## [What to work on]
Print all the records exactly, please.

## [Material provided]
++++

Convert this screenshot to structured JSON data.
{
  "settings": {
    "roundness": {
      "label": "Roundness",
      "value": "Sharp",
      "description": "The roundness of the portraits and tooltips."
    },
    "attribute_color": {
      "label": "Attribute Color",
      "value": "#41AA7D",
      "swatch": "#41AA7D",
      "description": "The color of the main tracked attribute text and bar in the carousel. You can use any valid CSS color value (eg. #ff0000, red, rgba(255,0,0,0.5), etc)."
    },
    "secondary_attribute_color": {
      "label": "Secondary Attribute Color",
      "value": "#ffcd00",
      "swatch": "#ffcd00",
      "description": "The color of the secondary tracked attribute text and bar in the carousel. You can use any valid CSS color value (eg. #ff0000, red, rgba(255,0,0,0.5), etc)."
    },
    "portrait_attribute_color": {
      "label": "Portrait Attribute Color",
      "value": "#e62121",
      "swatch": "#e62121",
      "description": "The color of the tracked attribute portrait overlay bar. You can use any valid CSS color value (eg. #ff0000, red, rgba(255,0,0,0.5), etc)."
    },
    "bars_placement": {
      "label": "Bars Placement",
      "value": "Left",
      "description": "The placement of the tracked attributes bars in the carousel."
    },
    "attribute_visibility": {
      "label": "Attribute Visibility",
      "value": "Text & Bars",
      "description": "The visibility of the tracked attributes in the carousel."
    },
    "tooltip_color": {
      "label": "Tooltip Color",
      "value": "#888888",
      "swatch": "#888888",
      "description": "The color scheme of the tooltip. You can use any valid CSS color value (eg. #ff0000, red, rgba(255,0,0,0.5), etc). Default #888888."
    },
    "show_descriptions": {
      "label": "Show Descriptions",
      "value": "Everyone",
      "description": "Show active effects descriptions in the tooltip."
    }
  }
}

++++

## [Exercise response]
Convert this screenshot to structured JSON data.
{
  "settings": {
    "roundness": {
      "label": "Roundness",
      "value": "Sharp",
      "description": "The roundness of the portraits and tooltips."
    },
    "attribute_color": {
      "label": "Attribute Color",
      "value": "#41AA7D",
      "swatch": "#41AA7D",
      "description": "The color of the main tracked attribute text and bar in the carousel. You can use any valid CSS color value (eg. #ff0000, red, rgba(255,0,0,0.5), etc)."
    },
    "secondary_attribute_color": {
      "label": "Secondary Attribute Color",
      "value": "#ffcd00",
      "swatch": "#ffcd00",
      "description": "The color of the secondary tracked attribute text and bar in the carousel. You can use any valid CSS color value (eg. #ff0000, red, rgba(255,0,0,0.5), etc)."
    },
    "portrait_attribute_color": {
      "label": "Portrait Attribute Color",
      "value": "#e62121",
      "swatch": "#e62121",
      "description": "The color of the tracked attribute portrait overlay bar. You can use any valid CSS color value (eg. #ff0000, red, rgba(255,0,0,0.5), etc)."
    },
    "bars_placement": {
      "label": "Bars Placement",
      "value": "Left",
      "description": "The placement of the tracked attributes bars in the carousel."
    },
    "attribute_visibility": {
      "label": "Attribute Visibility",
      "value": "Text & Bars",
      "description": "The visibility of the tracked attributes in the carousel."
    },
    "tooltip_color": {
      "label": "Tooltip Color",
      "value": "#888888",
      "swatch": "#888888",
      "description": "The color scheme of the tooltip. You can use any valid CSS color value (eg. #ff0000, red, rgba(255,0,0,0.5), etc). Default #888888."
    },
    "show_descriptions": {
      "label": "Show Descriptions",
      "value": "Everyone",
      "description": "Show active effects descriptions in the tooltip."
    }
  }
}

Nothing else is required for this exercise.